DATA SECTION:

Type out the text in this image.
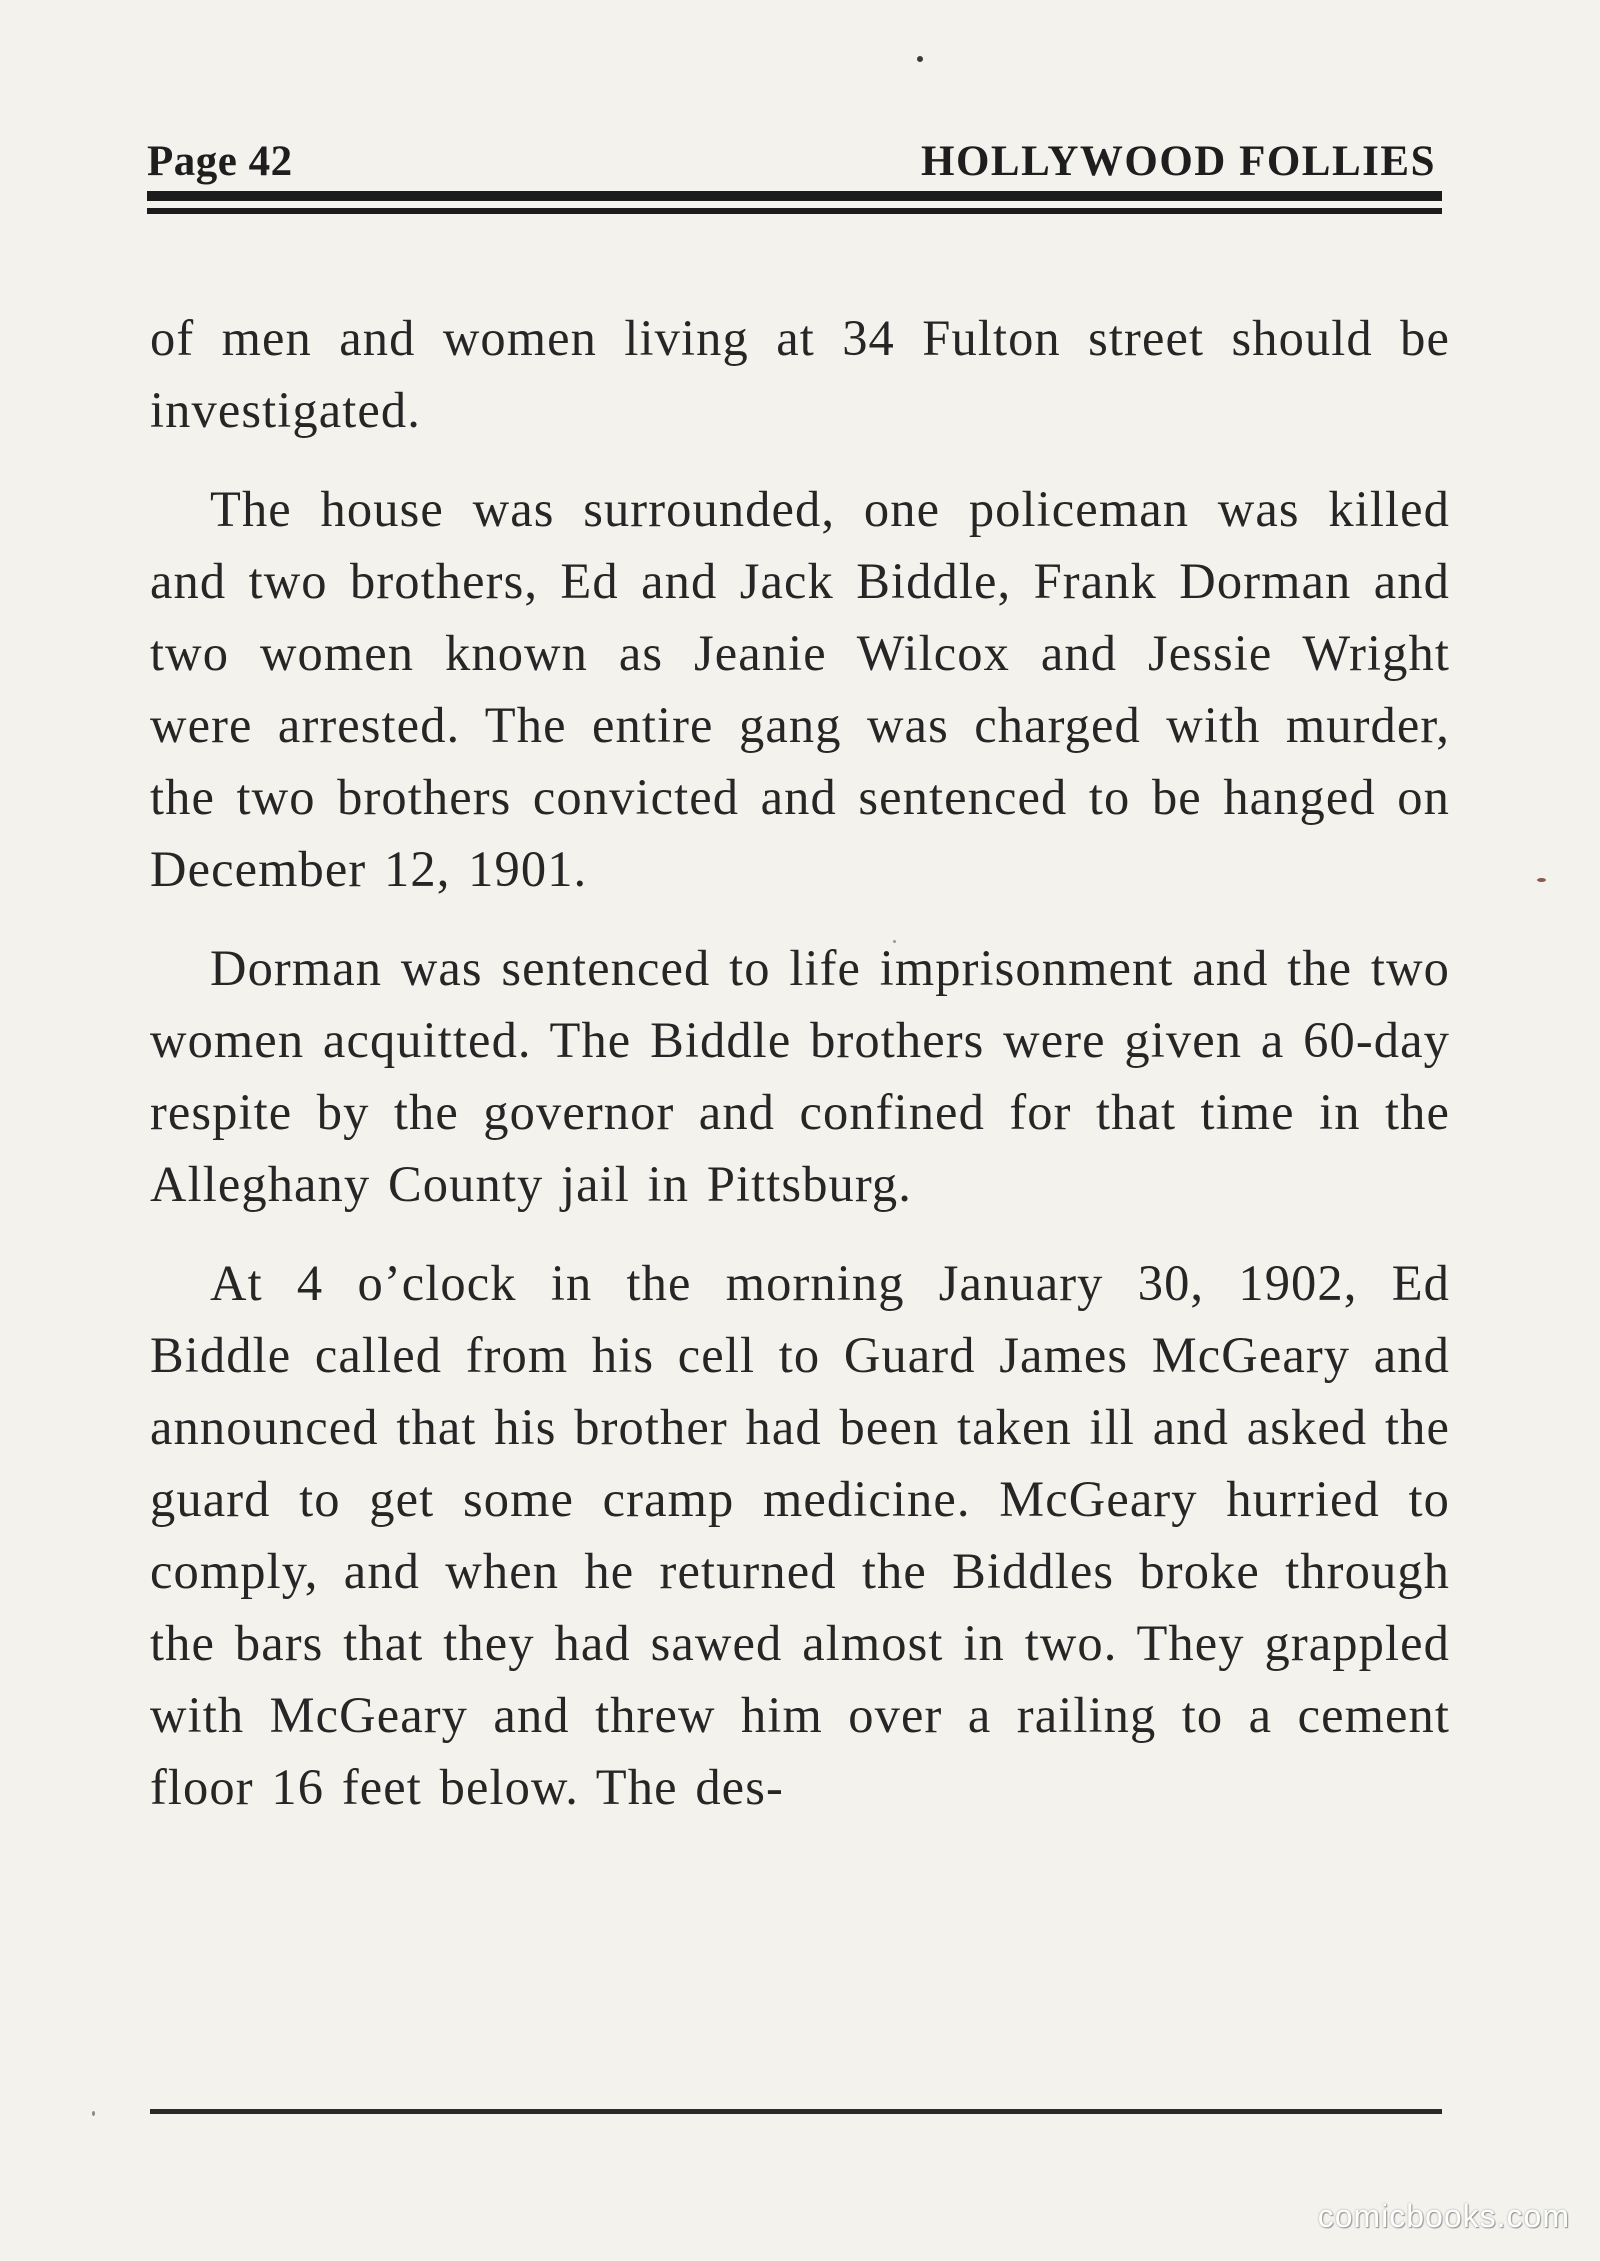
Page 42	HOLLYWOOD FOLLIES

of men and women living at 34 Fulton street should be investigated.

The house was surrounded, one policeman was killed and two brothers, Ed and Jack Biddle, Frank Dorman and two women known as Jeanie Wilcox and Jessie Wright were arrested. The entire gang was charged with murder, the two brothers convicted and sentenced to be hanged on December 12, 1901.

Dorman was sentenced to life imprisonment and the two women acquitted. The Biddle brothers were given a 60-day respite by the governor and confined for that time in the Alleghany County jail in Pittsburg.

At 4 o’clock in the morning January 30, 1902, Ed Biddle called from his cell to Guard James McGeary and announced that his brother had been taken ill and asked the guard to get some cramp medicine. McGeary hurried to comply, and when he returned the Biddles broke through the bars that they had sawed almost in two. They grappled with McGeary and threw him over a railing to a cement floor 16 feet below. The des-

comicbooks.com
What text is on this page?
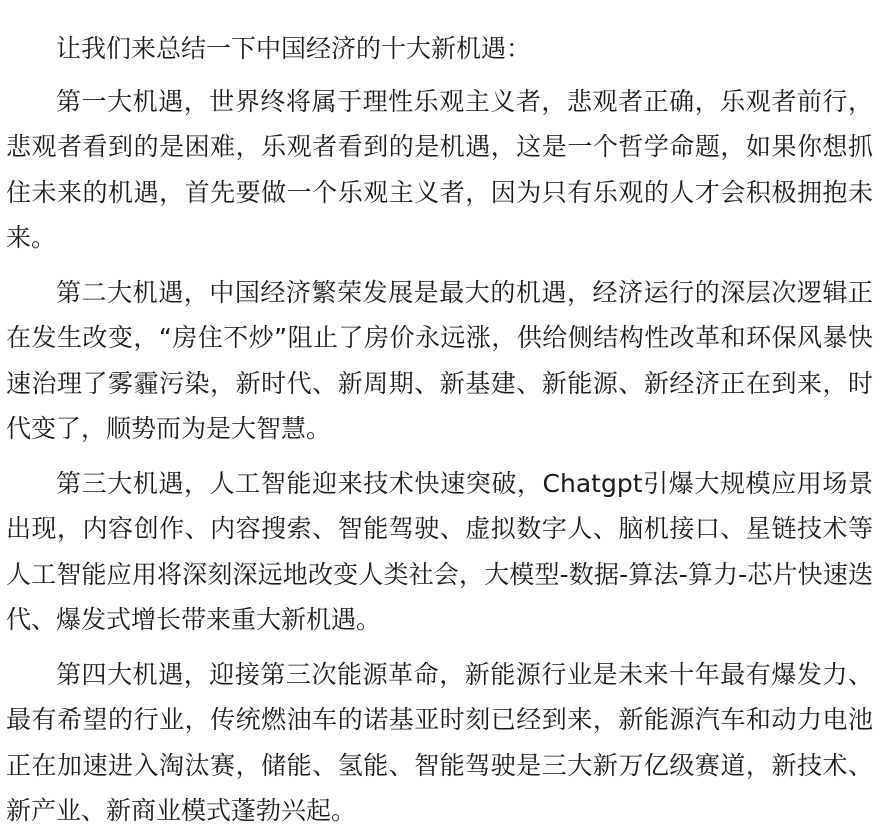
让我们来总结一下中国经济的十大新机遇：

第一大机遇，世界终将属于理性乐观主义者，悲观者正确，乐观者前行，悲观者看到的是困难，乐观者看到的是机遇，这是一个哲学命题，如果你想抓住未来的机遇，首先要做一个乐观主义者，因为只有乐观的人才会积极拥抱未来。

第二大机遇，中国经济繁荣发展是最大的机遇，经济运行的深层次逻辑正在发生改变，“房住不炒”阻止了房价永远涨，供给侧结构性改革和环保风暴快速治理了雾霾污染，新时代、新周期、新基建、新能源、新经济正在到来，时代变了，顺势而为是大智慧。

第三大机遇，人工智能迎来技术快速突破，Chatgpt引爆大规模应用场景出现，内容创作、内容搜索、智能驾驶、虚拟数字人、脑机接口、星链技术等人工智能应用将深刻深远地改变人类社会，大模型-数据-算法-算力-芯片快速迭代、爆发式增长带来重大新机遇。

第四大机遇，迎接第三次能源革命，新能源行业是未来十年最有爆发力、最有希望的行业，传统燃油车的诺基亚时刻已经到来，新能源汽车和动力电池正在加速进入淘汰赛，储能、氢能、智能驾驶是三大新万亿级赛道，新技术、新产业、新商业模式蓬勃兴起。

SET EXERCISE:
Using the records above, output their complete text exactly, minus any images.

CORRECT ANSWER:
Type out the text in this image.
Page 42	HOLLYWOOD FOLLIES

of men and women living at 34 Fulton street should be investigated.

The house was surrounded, one policeman was killed and two brothers, Ed and Jack Biddle, Frank Dorman and two women known as Jeanie Wilcox and Jessie Wright were arrested. The entire gang was charged with murder, the two brothers convicted and sentenced to be hanged on December 12, 1901.

Dorman was sentenced to life imprisonment and the two women acquitted. The Biddle brothers were given a 60-day respite by the governor and confined for that time in the Alleghany County jail in Pittsburg.

At 4 o’clock in the morning January 30, 1902, Ed Biddle called from his cell to Guard James McGeary and announced that his brother had been taken ill and asked the guard to get some cramp medicine. McGeary hurried to comply, and when he returned the Biddles broke through the bars that they had sawed almost in two. They grappled with McGeary and threw him over a railing to a cement floor 16 feet below. The des-

comicbooks.com
What text is on this page?
让我们来总结一下中国经济的十大新机遇：

第一大机遇，世界终将属于理性乐观主义者，悲观者正确，乐观者前行，悲观者看到的是困难，乐观者看到的是机遇，这是一个哲学命题，如果你想抓住未来的机遇，首先要做一个乐观主义者，因为只有乐观的人才会积极拥抱未来。

第二大机遇，中国经济繁荣发展是最大的机遇，经济运行的深层次逻辑正在发生改变，“房住不炒”阻止了房价永远涨，供给侧结构性改革和环保风暴快速治理了雾霾污染，新时代、新周期、新基建、新能源、新经济正在到来，时代变了，顺势而为是大智慧。

第三大机遇，人工智能迎来技术快速突破，Chatgpt引爆大规模应用场景出现，内容创作、内容搜索、智能驾驶、虚拟数字人、脑机接口、星链技术等人工智能应用将深刻深远地改变人类社会，大模型-数据-算法-算力-芯片快速迭代、爆发式增长带来重大新机遇。

第四大机遇，迎接第三次能源革命，新能源行业是未来十年最有爆发力、最有希望的行业，传统燃油车的诺基亚时刻已经到来，新能源汽车和动力电池正在加速进入淘汰赛，储能、氢能、智能驾驶是三大新万亿级赛道，新技术、新产业、新商业模式蓬勃兴起。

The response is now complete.